### PROVIDED MATERIAL
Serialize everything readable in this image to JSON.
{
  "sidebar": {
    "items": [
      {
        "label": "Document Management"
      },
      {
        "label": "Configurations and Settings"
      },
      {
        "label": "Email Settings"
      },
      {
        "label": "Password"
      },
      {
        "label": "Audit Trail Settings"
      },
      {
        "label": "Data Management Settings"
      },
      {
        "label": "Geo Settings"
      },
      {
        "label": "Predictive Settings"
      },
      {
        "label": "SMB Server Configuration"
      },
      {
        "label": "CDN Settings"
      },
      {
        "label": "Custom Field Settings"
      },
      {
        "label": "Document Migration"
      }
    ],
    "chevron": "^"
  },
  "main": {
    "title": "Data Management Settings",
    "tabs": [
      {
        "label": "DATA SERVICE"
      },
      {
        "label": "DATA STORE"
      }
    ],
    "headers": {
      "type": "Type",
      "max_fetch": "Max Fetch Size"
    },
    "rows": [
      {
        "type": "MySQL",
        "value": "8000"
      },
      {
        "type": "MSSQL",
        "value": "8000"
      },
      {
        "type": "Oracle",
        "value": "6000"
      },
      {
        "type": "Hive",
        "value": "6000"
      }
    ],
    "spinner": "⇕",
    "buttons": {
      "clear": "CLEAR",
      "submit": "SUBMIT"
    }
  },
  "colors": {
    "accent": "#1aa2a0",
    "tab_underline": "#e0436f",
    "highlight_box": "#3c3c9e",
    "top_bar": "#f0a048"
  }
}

### EXERCISE REQUIREMENTS
Reproduce the full listing exactly.

### COMPLETE OUTPUT
Serialize everything readable in this image to JSON.
{
  "sidebar": {
    "items": [
      {
        "label": "Document Management"
      },
      {
        "label": "Configurations and Settings"
      },
      {
        "label": "Email Settings"
      },
      {
        "label": "Password"
      },
      {
        "label": "Audit Trail Settings"
      },
      {
        "label": "Data Management Settings"
      },
      {
        "label": "Geo Settings"
      },
      {
        "label": "Predictive Settings"
      },
      {
        "label": "SMB Server Configuration"
      },
      {
        "label": "CDN Settings"
      },
      {
        "label": "Custom Field Settings"
      },
      {
        "label": "Document Migration"
      }
    ],
    "chevron": "^"
  },
  "main": {
    "title": "Data Management Settings",
    "tabs": [
      {
        "label": "DATA SERVICE"
      },
      {
        "label": "DATA STORE"
      }
    ],
    "headers": {
      "type": "Type",
      "max_fetch": "Max Fetch Size"
    },
    "rows": [
      {
        "type": "MySQL",
        "value": "8000"
      },
      {
        "type": "MSSQL",
        "value": "8000"
      },
      {
        "type": "Oracle",
        "value": "6000"
      },
      {
        "type": "Hive",
        "value": "6000"
      }
    ],
    "spinner": "⇕",
    "buttons": {
      "clear": "CLEAR",
      "submit": "SUBMIT"
    }
  },
  "colors": {
    "accent": "#1aa2a0",
    "tab_underline": "#e0436f",
    "highlight_box": "#3c3c9e",
    "top_bar": "#f0a048"
  }
}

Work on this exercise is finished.